Records
------
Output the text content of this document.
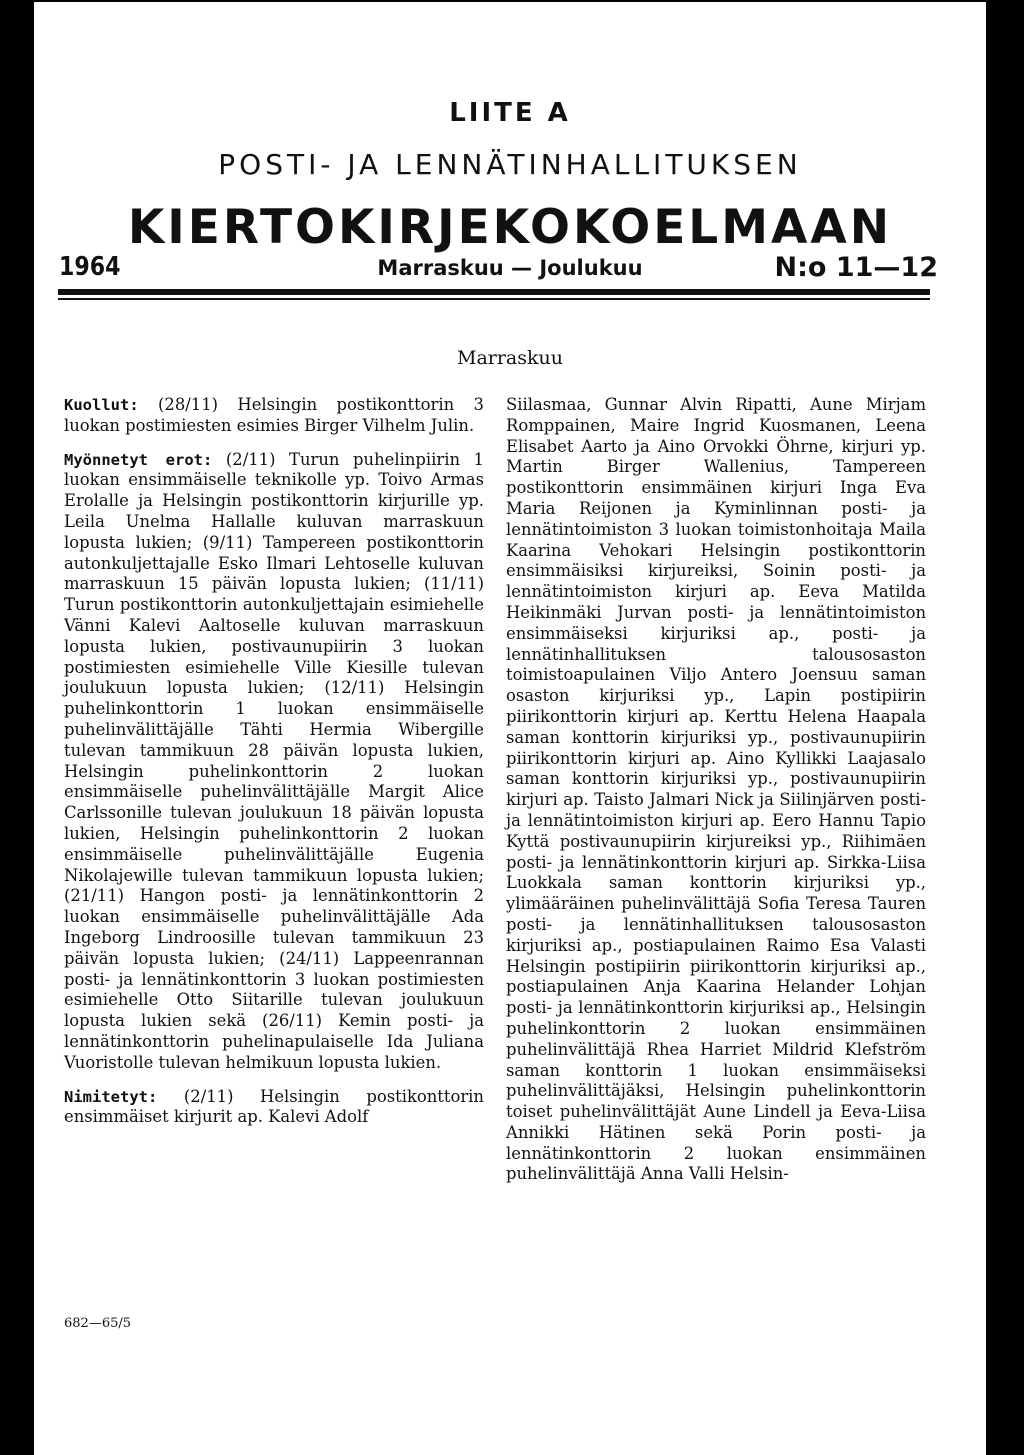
LIITE A
POSTI- JA LENNÄTINHALLITUKSEN
KIERTOKIRJEKOKOELMAAN
1964	Marraskuu — Joulukuu	N:o 11—12
Marraskuu

Kuollut: (28/11) Helsingin postikonttorin 3 luokan postimiesten esimies Birger Vilhelm Julin.

Myönnetyt erot: (2/11) Turun puhelinpiirin 1 luokan ensimmäiselle teknikolle yp. Toivo Armas Erolalle ja Helsingin postikonttorin kirjurille yp. Leila Unelma Hallalle kuluvan marraskuun lopusta lukien; (9/11) Tampereen postikonttorin autonkuljettajalle Esko Ilmari Lehtoselle kuluvan marraskuun 15 päivän lopusta lukien; (11/11) Turun postikonttorin autonkuljettajain esimiehelle Vänni Kalevi Aaltoselle kuluvan marraskuun lopusta lukien, postivaunupiirin 3 luokan postimiesten esimiehelle Ville Kiesille tulevan joulukuun lopusta lukien; (12/11) Helsingin puhelinkonttorin 1 luokan ensimmäiselle puhelinvälittäjälle Tähti Hermia Wibergille tulevan tammikuun 28 päivän lopusta lukien, Helsingin puhelinkonttorin 2 luokan ensimmäiselle puhelinvälittäjälle Margit Alice Carlssonille tulevan joulukuun 18 päivän lopusta lukien, Helsingin puhelinkonttorin 2 luokan ensimmäiselle puhelinvälittäjälle Eugenia Nikolajewille tulevan tammikuun lopusta lukien; (21/11) Hangon posti- ja lennätinkonttorin 2 luokan ensimmäiselle puhelinvälittäjälle Ada Ingeborg Lindroosille tulevan tammikuun 23 päivän lopusta lukien; (24/11) Lappeenrannan posti- ja lennätinkonttorin 3 luokan postimiesten esimiehelle Otto Siitarille tulevan joulukuun lopusta lukien sekä (26/11) Kemin posti- ja lennätinkonttorin puhelinapulaiselle Ida Juliana Vuoristolle tulevan helmikuun lopusta lukien.

Nimitetyt: (2/11) Helsingin postikonttorin ensimmäiset kirjurit ap. Kalevi Adolf

Siilasmaa, Gunnar Alvin Ripatti, Aune Mirjam Romppainen, Maire Ingrid Kuosmanen, Leena Elisabet Aarto ja Aino Orvokki Öhrne, kirjuri yp. Martin Birger Wallenius, Tampereen postikonttorin ensimmäinen kirjuri Inga Eva Maria Reijonen ja Kyminlinnan posti- ja lennätintoimiston 3 luokan toimistonhoitaja Maila Kaarina Vehokari Helsingin postikonttorin ensimmäisiksi kirjureiksi, Soinin posti- ja lennätintoimiston kirjuri ap. Eeva Matilda Heikinmäki Jurvan posti- ja lennätintoimiston ensimmäiseksi kirjuriksi ap., posti- ja lennätinhallituksen talousosaston toimistoapulainen Viljo Antero Joensuu saman osaston kirjuriksi yp., Lapin postipiirin piirikonttorin kirjuri ap. Kerttu Helena Haapala saman konttorin kirjuriksi yp., postivaunupiirin piirikonttorin kirjuri ap. Aino Kyllikki Laajasalo saman konttorin kirjuriksi yp., postivaunupiirin kirjuri ap. Taisto Jalmari Nick ja Siilinjärven posti- ja lennätintoimiston kirjuri ap. Eero Hannu Tapio Kyttä postivaunupiirin kirjureiksi yp., Riihimäen posti- ja lennätinkonttorin kirjuri ap. Sirkka-Liisa Luokkala saman konttorin kirjuriksi yp., ylimääräinen puhelinvälittäjä Sofia Teresa Tauren posti- ja lennätinhallituksen talousosaston kirjuriksi ap., postiapulainen Raimo Esa Valasti Helsingin postipiirin piirikonttorin kirjuriksi ap., postiapulainen Anja Kaarina Helander Lohjan posti- ja lennätinkonttorin kirjuriksi ap., Helsingin puhelinkonttorin 2 luokan ensimmäinen puhelinvälittäjä Rhea Harriet Mildrid Klefström saman konttorin 1 luokan ensimmäiseksi puhelinvälittäjäksi, Helsingin puhelinkonttorin toiset puhelinvälittäjät Aune Lindell ja Eeva-Liisa Annikki Hätinen sekä Porin posti- ja lennätinkonttorin 2 luokan ensimmäinen puhelinvälittäjä Anna Valli Helsin-

682—65/5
------
Written task
Except for the pictures, give all the material above again verbatim.

Solution
Output the text content of this document.
LIITE A
POSTI- JA LENNÄTINHALLITUKSEN
KIERTOKIRJEKOKOELMAAN
1964	Marraskuu — Joulukuu	N:o 11—12
Marraskuu

Kuollut: (28/11) Helsingin postikonttorin 3 luokan postimiesten esimies Birger Vilhelm Julin.

Myönnetyt erot: (2/11) Turun puhelinpiirin 1 luokan ensimmäiselle teknikolle yp. Toivo Armas Erolalle ja Helsingin postikonttorin kirjurille yp. Leila Unelma Hallalle kuluvan marraskuun lopusta lukien; (9/11) Tampereen postikonttorin autonkuljettajalle Esko Ilmari Lehtoselle kuluvan marraskuun 15 päivän lopusta lukien; (11/11) Turun postikonttorin autonkuljettajain esimiehelle Vänni Kalevi Aaltoselle kuluvan marraskuun lopusta lukien, postivaunupiirin 3 luokan postimiesten esimiehelle Ville Kiesille tulevan joulukuun lopusta lukien; (12/11) Helsingin puhelinkonttorin 1 luokan ensimmäiselle puhelinvälittäjälle Tähti Hermia Wibergille tulevan tammikuun 28 päivän lopusta lukien, Helsingin puhelinkonttorin 2 luokan ensimmäiselle puhelinvälittäjälle Margit Alice Carlssonille tulevan joulukuun 18 päivän lopusta lukien, Helsingin puhelinkonttorin 2 luokan ensimmäiselle puhelinvälittäjälle Eugenia Nikolajewille tulevan tammikuun lopusta lukien; (21/11) Hangon posti- ja lennätinkonttorin 2 luokan ensimmäiselle puhelinvälittäjälle Ada Ingeborg Lindroosille tulevan tammikuun 23 päivän lopusta lukien; (24/11) Lappeenrannan posti- ja lennätinkonttorin 3 luokan postimiesten esimiehelle Otto Siitarille tulevan joulukuun lopusta lukien sekä (26/11) Kemin posti- ja lennätinkonttorin puhelinapulaiselle Ida Juliana Vuoristolle tulevan helmikuun lopusta lukien.

Nimitetyt: (2/11) Helsingin postikonttorin ensimmäiset kirjurit ap. Kalevi Adolf

Siilasmaa, Gunnar Alvin Ripatti, Aune Mirjam Romppainen, Maire Ingrid Kuosmanen, Leena Elisabet Aarto ja Aino Orvokki Öhrne, kirjuri yp. Martin Birger Wallenius, Tampereen postikonttorin ensimmäinen kirjuri Inga Eva Maria Reijonen ja Kyminlinnan posti- ja lennätintoimiston 3 luokan toimistonhoitaja Maila Kaarina Vehokari Helsingin postikonttorin ensimmäisiksi kirjureiksi, Soinin posti- ja lennätintoimiston kirjuri ap. Eeva Matilda Heikinmäki Jurvan posti- ja lennätintoimiston ensimmäiseksi kirjuriksi ap., posti- ja lennätinhallituksen talousosaston toimistoapulainen Viljo Antero Joensuu saman osaston kirjuriksi yp., Lapin postipiirin piirikonttorin kirjuri ap. Kerttu Helena Haapala saman konttorin kirjuriksi yp., postivaunupiirin piirikonttorin kirjuri ap. Aino Kyllikki Laajasalo saman konttorin kirjuriksi yp., postivaunupiirin kirjuri ap. Taisto Jalmari Nick ja Siilinjärven posti- ja lennätintoimiston kirjuri ap. Eero Hannu Tapio Kyttä postivaunupiirin kirjureiksi yp., Riihimäen posti- ja lennätinkonttorin kirjuri ap. Sirkka-Liisa Luokkala saman konttorin kirjuriksi yp., ylimääräinen puhelinvälittäjä Sofia Teresa Tauren posti- ja lennätinhallituksen talousosaston kirjuriksi ap., postiapulainen Raimo Esa Valasti Helsingin postipiirin piirikonttorin kirjuriksi ap., postiapulainen Anja Kaarina Helander Lohjan posti- ja lennätinkonttorin kirjuriksi ap., Helsingin puhelinkonttorin 2 luokan ensimmäinen puhelinvälittäjä Rhea Harriet Mildrid Klefström saman konttorin 1 luokan ensimmäiseksi puhelinvälittäjäksi, Helsingin puhelinkonttorin toiset puhelinvälittäjät Aune Lindell ja Eeva-Liisa Annikki Hätinen sekä Porin posti- ja lennätinkonttorin 2 luokan ensimmäinen puhelinvälittäjä Anna Valli Helsin-

682—65/5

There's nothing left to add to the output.